Aim of the exercise: Each entry below should be written out exactly as it is, with no pictures.
_ _ _ _
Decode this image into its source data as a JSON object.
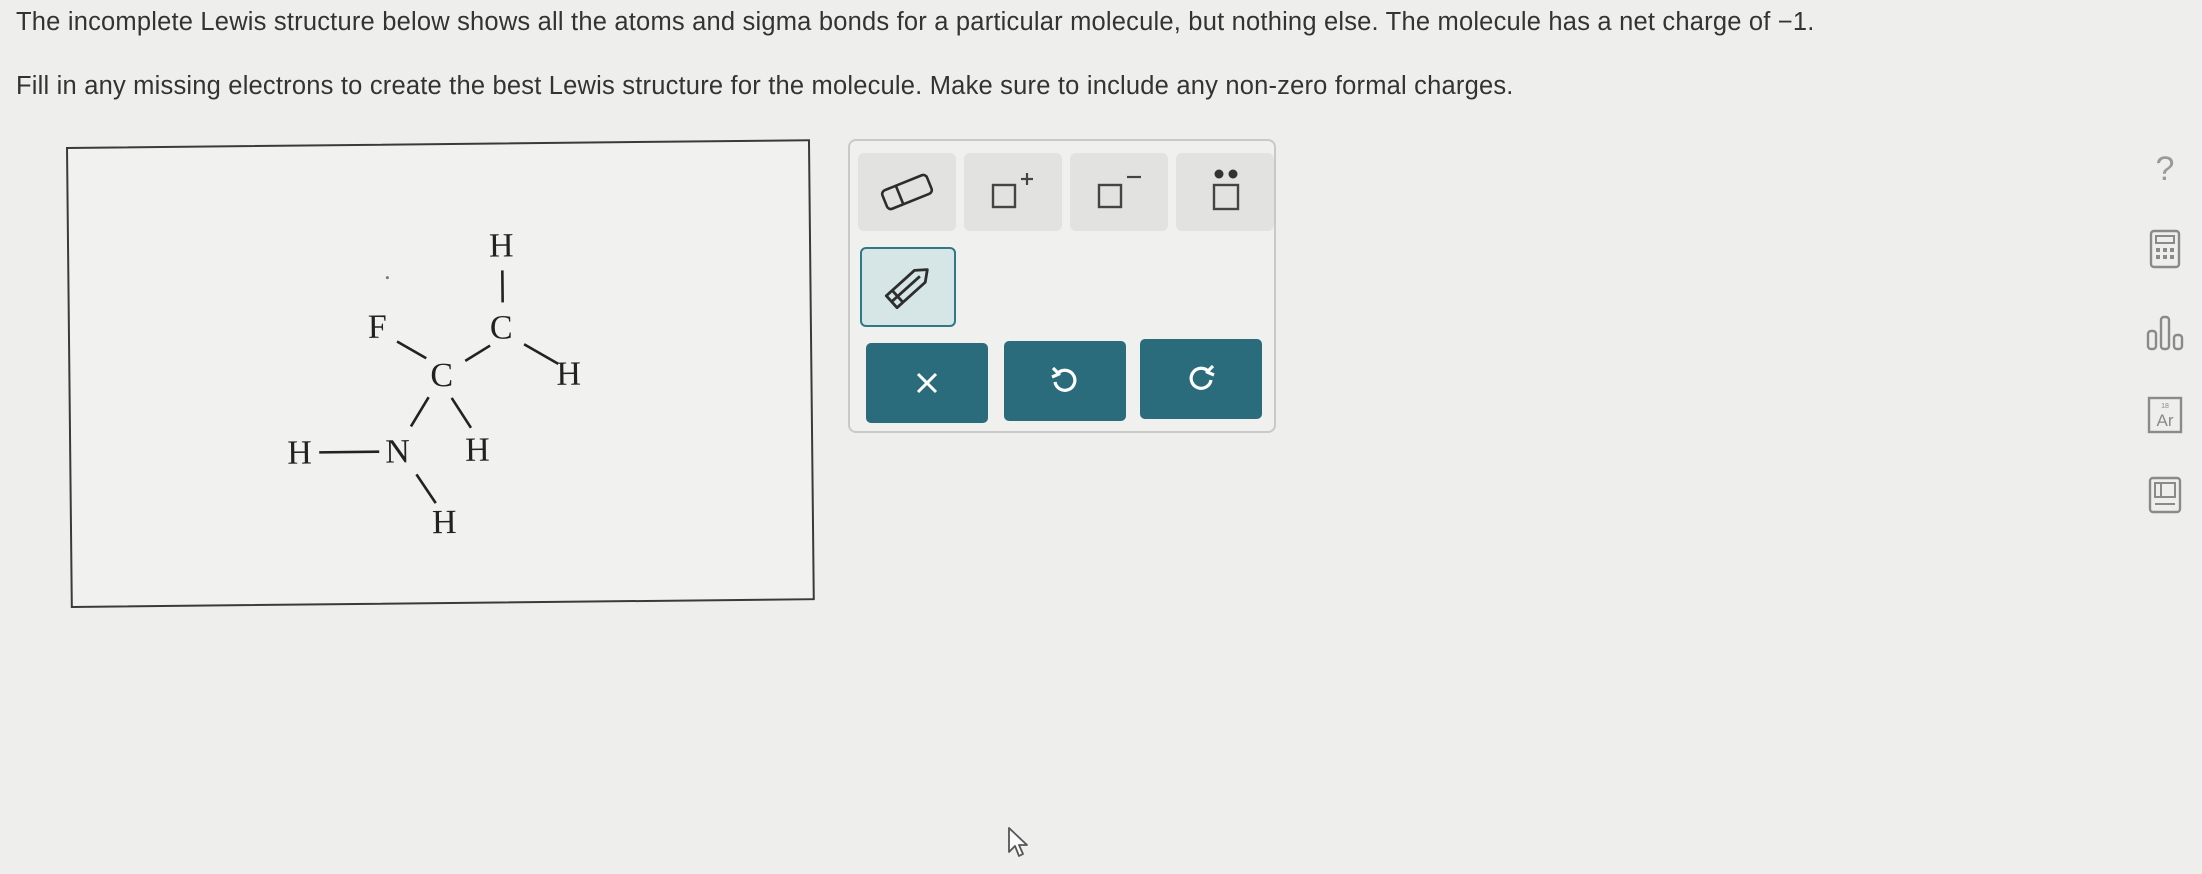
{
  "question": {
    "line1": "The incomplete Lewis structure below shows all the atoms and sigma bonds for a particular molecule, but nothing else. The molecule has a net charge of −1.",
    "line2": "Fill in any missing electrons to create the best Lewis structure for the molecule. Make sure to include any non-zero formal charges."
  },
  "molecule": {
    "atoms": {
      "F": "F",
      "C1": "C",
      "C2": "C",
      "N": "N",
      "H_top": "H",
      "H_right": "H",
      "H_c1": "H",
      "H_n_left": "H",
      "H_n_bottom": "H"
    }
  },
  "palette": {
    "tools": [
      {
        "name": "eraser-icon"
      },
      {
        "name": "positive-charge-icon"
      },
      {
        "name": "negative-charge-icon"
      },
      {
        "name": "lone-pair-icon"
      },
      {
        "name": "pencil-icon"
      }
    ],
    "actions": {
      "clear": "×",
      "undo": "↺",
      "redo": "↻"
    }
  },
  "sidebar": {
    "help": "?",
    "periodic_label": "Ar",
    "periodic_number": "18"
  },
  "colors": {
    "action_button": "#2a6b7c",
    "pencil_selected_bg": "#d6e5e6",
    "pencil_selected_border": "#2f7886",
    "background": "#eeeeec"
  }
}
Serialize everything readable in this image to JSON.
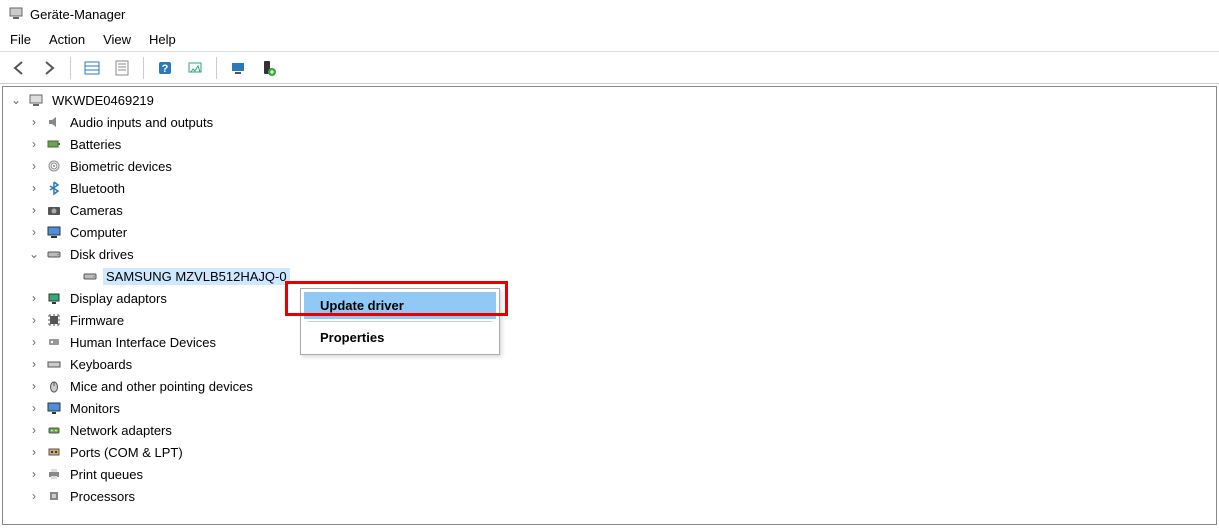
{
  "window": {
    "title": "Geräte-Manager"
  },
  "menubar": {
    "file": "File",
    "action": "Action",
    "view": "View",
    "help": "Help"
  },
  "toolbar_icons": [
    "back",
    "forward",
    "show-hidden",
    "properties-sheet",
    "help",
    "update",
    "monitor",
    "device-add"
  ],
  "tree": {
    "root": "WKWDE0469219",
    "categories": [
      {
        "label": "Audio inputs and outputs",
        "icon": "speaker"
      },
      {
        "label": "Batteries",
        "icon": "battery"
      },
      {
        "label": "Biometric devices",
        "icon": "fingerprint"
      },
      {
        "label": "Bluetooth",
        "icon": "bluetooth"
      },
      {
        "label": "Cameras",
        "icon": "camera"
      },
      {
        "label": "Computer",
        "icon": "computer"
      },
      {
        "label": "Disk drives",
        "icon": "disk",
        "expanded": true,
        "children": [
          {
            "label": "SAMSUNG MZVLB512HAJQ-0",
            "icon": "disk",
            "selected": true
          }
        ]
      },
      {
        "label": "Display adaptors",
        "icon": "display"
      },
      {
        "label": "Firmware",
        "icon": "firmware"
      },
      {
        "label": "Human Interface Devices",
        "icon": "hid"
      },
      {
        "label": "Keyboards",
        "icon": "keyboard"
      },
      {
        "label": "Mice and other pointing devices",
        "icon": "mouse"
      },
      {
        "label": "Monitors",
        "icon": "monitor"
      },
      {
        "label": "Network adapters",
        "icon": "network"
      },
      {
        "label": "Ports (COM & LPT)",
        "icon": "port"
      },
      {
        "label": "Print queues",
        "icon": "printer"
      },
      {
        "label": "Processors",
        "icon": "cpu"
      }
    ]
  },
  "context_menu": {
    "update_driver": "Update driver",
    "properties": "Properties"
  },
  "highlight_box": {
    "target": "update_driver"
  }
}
_ _ _ _
Result:
Decode this image into its source data as a JSON object.
{
  "question": {
    "line1": "The incomplete Lewis structure below shows all the atoms and sigma bonds for a particular molecule, but nothing else. The molecule has a net charge of −1.",
    "line2": "Fill in any missing electrons to create the best Lewis structure for the molecule. Make sure to include any non-zero formal charges."
  },
  "molecule": {
    "atoms": {
      "F": "F",
      "C1": "C",
      "C2": "C",
      "N": "N",
      "H_top": "H",
      "H_right": "H",
      "H_c1": "H",
      "H_n_left": "H",
      "H_n_bottom": "H"
    }
  },
  "palette": {
    "tools": [
      {
        "name": "eraser-icon"
      },
      {
        "name": "positive-charge-icon"
      },
      {
        "name": "negative-charge-icon"
      },
      {
        "name": "lone-pair-icon"
      },
      {
        "name": "pencil-icon"
      }
    ],
    "actions": {
      "clear": "×",
      "undo": "↺",
      "redo": "↻"
    }
  },
  "sidebar": {
    "help": "?",
    "periodic_label": "Ar",
    "periodic_number": "18"
  },
  "colors": {
    "action_button": "#2a6b7c",
    "pencil_selected_bg": "#d6e5e6",
    "pencil_selected_border": "#2f7886",
    "background": "#eeeeec"
  }
}
Serialize everything readable in this image to JSON.
{
  "window": {
    "title": "Geräte-Manager"
  },
  "menubar": {
    "file": "File",
    "action": "Action",
    "view": "View",
    "help": "Help"
  },
  "toolbar_icons": [
    "back",
    "forward",
    "show-hidden",
    "properties-sheet",
    "help",
    "update",
    "monitor",
    "device-add"
  ],
  "tree": {
    "root": "WKWDE0469219",
    "categories": [
      {
        "label": "Audio inputs and outputs",
        "icon": "speaker"
      },
      {
        "label": "Batteries",
        "icon": "battery"
      },
      {
        "label": "Biometric devices",
        "icon": "fingerprint"
      },
      {
        "label": "Bluetooth",
        "icon": "bluetooth"
      },
      {
        "label": "Cameras",
        "icon": "camera"
      },
      {
        "label": "Computer",
        "icon": "computer"
      },
      {
        "label": "Disk drives",
        "icon": "disk",
        "expanded": true,
        "children": [
          {
            "label": "SAMSUNG MZVLB512HAJQ-0",
            "icon": "disk",
            "selected": true
          }
        ]
      },
      {
        "label": "Display adaptors",
        "icon": "display"
      },
      {
        "label": "Firmware",
        "icon": "firmware"
      },
      {
        "label": "Human Interface Devices",
        "icon": "hid"
      },
      {
        "label": "Keyboards",
        "icon": "keyboard"
      },
      {
        "label": "Mice and other pointing devices",
        "icon": "mouse"
      },
      {
        "label": "Monitors",
        "icon": "monitor"
      },
      {
        "label": "Network adapters",
        "icon": "network"
      },
      {
        "label": "Ports (COM & LPT)",
        "icon": "port"
      },
      {
        "label": "Print queues",
        "icon": "printer"
      },
      {
        "label": "Processors",
        "icon": "cpu"
      }
    ]
  },
  "context_menu": {
    "update_driver": "Update driver",
    "properties": "Properties"
  },
  "highlight_box": {
    "target": "update_driver"
  }
}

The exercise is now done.